-- begin PASSAGE TO READ --
Osemwede later installed Adesoro, whom Egharevba identifies as the rightful heir to the Akure stool, as Deji of Akure. Adesoro adopted the title Osupa and was assigned to protect Benin interests in the Ekiti region. Orhuon, also known as Orhuonkedo, had previously established himself as ruler of Akure but reportedly died by suicide upon learning that Osupa was approaching with Osemwede's messengers.

====Relations with Esan chiefdoms====

During Osemwede's reign, Esan chiefdoms formed part of Benin's northern political and military sphere. Osadolor describes each Onojie as internally sovereign within an Esan community while owing tribute and services to the Oba of Benin under arrangements characterised as protective agreements or peace treaties. Benin princes involved in dynastic disputes frequently found refuge in Esan territories, and Esan contingents had long joined Benin campaigns of expansion and reconquest. The Onojie of Irrua and a force of Esan warriors supported Eredia-uwa in the succession conflict that resulted in his installation as Osemwede. Irrua also supplied troops for the Akure campaign. Osadolor additionally records that Amilele, the ninth Onojie of Irrua, participated in a nineteenth-century expedition to Lagos. Osemwede's administration intervened in Irrua following allegations that Ogbeide, the Onojie of Irrua, had ordered the killing of a pregnant woman in an effort to discover how food reached a child in the womb. The elders of Irrua reported the case to the Benin capital, and Osemwede sent Iko and Edo of Idunmwuebo to summon Ogbeide. Ogbeide took poison before appearing before the Oba. His eldest son, Isidahome I, was then taken to the Benin capital and installed as Onojie after stating that he had not participated in the act.
-- end PASSAGE TO READ --
INSTRUCTIONS
**A.** Can you give the listing again from its start through the line with "gauge-ring: 100 <box>718 270 834 386</box>", switching "gauge-label" to "score-label" and leaving everything else unchanged?
**B.** Could you carry on the account of Osemwede's reign and his dealings with the Esan chiefdoms from its final sentence onward?
-- begin LISTED ENTRIES --
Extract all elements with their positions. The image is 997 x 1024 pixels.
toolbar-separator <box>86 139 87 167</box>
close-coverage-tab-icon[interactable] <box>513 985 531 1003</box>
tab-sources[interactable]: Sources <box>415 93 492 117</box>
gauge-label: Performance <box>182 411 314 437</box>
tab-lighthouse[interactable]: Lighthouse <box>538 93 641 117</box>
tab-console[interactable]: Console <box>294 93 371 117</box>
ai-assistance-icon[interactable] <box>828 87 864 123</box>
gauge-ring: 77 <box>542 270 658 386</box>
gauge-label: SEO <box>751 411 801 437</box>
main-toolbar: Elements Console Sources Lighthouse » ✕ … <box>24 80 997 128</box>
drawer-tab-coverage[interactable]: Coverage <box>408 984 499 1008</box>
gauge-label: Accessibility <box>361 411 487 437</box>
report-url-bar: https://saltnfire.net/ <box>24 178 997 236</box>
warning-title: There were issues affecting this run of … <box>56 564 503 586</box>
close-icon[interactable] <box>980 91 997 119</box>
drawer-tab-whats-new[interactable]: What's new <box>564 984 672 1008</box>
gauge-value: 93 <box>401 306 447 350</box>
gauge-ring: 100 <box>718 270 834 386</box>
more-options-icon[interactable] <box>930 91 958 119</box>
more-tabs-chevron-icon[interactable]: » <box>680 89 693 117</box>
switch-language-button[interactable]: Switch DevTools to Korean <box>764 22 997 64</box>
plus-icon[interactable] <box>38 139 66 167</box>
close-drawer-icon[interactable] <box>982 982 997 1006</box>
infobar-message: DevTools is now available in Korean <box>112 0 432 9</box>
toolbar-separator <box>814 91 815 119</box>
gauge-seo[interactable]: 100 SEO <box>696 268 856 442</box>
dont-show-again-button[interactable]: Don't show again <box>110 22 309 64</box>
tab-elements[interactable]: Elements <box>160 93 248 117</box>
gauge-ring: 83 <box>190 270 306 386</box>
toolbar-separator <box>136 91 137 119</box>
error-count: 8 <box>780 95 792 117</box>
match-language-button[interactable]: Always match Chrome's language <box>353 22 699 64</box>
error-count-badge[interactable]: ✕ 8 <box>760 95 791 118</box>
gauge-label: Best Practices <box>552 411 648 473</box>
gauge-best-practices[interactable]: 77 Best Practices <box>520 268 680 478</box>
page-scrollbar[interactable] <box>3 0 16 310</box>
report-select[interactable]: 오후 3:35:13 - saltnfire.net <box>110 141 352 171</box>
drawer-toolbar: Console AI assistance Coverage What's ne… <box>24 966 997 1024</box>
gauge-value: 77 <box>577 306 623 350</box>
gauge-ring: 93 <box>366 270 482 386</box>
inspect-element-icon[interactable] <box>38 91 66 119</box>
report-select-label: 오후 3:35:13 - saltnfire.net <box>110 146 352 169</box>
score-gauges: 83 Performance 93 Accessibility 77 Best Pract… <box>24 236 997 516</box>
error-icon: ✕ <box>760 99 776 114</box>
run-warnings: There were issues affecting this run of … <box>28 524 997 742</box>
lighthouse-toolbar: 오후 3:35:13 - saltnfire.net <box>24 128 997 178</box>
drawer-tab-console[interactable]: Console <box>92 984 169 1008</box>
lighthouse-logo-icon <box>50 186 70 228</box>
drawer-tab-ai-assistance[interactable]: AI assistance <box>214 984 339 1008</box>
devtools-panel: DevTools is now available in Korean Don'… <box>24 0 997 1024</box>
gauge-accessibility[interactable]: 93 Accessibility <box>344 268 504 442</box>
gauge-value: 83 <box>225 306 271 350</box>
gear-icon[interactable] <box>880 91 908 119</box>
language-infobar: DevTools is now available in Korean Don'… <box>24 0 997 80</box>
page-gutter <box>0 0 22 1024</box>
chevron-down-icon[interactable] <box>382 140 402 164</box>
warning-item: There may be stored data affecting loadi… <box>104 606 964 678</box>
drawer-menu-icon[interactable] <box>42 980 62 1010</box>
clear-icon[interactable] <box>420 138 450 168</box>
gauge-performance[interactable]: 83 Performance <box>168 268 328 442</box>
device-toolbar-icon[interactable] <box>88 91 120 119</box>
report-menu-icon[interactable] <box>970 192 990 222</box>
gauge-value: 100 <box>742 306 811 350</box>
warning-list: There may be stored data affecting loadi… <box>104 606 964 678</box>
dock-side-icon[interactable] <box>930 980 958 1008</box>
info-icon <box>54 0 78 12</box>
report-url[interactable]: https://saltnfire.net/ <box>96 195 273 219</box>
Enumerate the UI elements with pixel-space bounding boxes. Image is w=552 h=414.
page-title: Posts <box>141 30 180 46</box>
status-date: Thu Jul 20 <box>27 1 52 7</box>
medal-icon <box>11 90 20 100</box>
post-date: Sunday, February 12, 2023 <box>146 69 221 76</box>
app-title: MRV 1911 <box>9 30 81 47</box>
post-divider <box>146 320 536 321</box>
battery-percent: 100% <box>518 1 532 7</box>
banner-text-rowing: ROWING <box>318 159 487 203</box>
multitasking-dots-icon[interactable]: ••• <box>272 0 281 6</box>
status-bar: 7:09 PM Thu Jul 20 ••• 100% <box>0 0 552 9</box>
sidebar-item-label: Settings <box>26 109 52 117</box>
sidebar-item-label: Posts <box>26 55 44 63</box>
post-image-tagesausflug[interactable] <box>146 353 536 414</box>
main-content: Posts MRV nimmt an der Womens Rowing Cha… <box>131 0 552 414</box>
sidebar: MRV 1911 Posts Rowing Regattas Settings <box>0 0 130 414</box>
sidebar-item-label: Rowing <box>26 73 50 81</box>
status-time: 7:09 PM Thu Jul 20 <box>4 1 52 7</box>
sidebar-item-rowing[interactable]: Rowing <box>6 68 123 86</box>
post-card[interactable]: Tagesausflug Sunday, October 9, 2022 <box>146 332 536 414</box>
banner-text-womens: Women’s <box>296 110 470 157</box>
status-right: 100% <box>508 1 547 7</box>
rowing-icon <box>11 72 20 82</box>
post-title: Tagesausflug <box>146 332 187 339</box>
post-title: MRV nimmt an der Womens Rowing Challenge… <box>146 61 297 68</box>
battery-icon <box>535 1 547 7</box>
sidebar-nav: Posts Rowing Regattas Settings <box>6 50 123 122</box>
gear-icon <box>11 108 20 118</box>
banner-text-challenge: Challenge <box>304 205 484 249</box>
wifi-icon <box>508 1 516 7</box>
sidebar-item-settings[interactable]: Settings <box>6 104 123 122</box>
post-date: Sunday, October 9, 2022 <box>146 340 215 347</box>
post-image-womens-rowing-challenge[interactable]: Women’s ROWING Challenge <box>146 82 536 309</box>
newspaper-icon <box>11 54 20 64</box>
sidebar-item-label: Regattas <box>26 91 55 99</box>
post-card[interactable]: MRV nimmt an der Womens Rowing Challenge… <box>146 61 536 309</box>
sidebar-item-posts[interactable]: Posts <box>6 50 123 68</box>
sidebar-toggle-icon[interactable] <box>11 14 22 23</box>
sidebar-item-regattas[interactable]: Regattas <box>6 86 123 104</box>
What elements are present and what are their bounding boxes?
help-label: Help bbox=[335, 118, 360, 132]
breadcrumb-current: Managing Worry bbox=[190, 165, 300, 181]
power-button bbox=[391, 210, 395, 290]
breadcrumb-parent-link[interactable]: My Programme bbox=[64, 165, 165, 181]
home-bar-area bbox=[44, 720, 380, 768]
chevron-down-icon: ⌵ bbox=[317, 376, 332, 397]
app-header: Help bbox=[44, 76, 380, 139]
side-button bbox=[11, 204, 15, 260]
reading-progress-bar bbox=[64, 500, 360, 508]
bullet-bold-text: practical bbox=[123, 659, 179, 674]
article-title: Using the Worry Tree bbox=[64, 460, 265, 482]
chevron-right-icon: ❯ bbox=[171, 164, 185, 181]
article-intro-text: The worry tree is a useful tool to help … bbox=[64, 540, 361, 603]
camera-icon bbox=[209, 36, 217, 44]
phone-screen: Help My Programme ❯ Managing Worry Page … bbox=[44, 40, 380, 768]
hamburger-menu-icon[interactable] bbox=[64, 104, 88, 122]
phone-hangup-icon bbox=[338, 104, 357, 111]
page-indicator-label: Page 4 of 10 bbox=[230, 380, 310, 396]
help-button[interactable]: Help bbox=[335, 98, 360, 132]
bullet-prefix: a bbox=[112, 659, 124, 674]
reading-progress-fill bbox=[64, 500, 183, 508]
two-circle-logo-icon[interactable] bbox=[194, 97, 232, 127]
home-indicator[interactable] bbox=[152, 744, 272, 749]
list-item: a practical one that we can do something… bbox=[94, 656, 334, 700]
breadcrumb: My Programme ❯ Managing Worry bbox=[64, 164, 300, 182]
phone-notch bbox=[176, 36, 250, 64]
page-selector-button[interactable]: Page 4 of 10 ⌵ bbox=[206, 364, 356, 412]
-- end LISTED ENTRIES --
ANSWERS TO THE PROBLEMS
**A.**
Extract all elements with their positions. The image is 997 x 1024 pixels.
toolbar-separator <box>86 139 87 167</box>
close-coverage-tab-icon[interactable] <box>513 985 531 1003</box>
tab-sources[interactable]: Sources <box>415 93 492 117</box>
score-label: Performance <box>182 411 314 437</box>
tab-lighthouse[interactable]: Lighthouse <box>538 93 641 117</box>
tab-console[interactable]: Console <box>294 93 371 117</box>
ai-assistance-icon[interactable] <box>828 87 864 123</box>
gauge-ring: 77 <box>542 270 658 386</box>
score-label: SEO <box>751 411 801 437</box>
main-toolbar: Elements Console Sources Lighthouse » ✕ … <box>24 80 997 128</box>
drawer-tab-coverage[interactable]: Coverage <box>408 984 499 1008</box>
score-label: Accessibility <box>361 411 487 437</box>
report-url-bar: https://saltnfire.net/ <box>24 178 997 236</box>
warning-title: There were issues affecting this run of … <box>56 564 503 586</box>
close-icon[interactable] <box>980 91 997 119</box>
drawer-tab-whats-new[interactable]: What's new <box>564 984 672 1008</box>
gauge-value: 93 <box>401 306 447 350</box>
gauge-ring: 100 <box>718 270 834 386</box>

**B.**
====Relations with Itsekiri polities====

Osemwede's rule overlapped with that of Olu ('king') Akengbuwa of the Itsekiri kingdom of Warri, who came to power around 1809 and was described by historian Alan Ryder and later historians as autocratic and violent. Akengbuwa became involved in a dispute with Uwankun, the Uwangue or Umangue of Warri, a prominent Itsekiri chief associated with New Town and the founding of Jakpa on a creek west of the Benin River. (Note: Jakpa is in today's Warri North of Delta State, Nigeria) Uwangue fled Ode-Itsekiri, the Warri capital, and sought protection from Osemwede. Osemwede supported Uwangue's position at Jakpa, which developed as a site of European commerce. Historians Julius O. Sagay and Derek Wilson state that Osemwede helped install the Uwangue at Jakpa on the Benin River. Jakpa's commercial development diverted trade from rivals who continued to support Akengbuwa.

Egharevba states that Osemwede instructed Akengbuwa to stop harassing the Uwangue but received an insulting reply. According to the Benin version, Osemwede then cursed Akengbuwa and his family, after which Akengbuwa and a number of potential successors allegedly died in quick succession. Historian Ahazuem argues that Osemwede lacked naval resources for a river assault against the Olu, making the curse the principal response assigned to him in Benin tradition. Uwangue's descendants, Diare and Nana, were later invested by Benin in respect of their holdings on the Benin River. After Akengbuwa died in June 1848, the Itsekiri monarchy collapsed, creating conditions in which the Uwangue family became one of the river region's most influential groups.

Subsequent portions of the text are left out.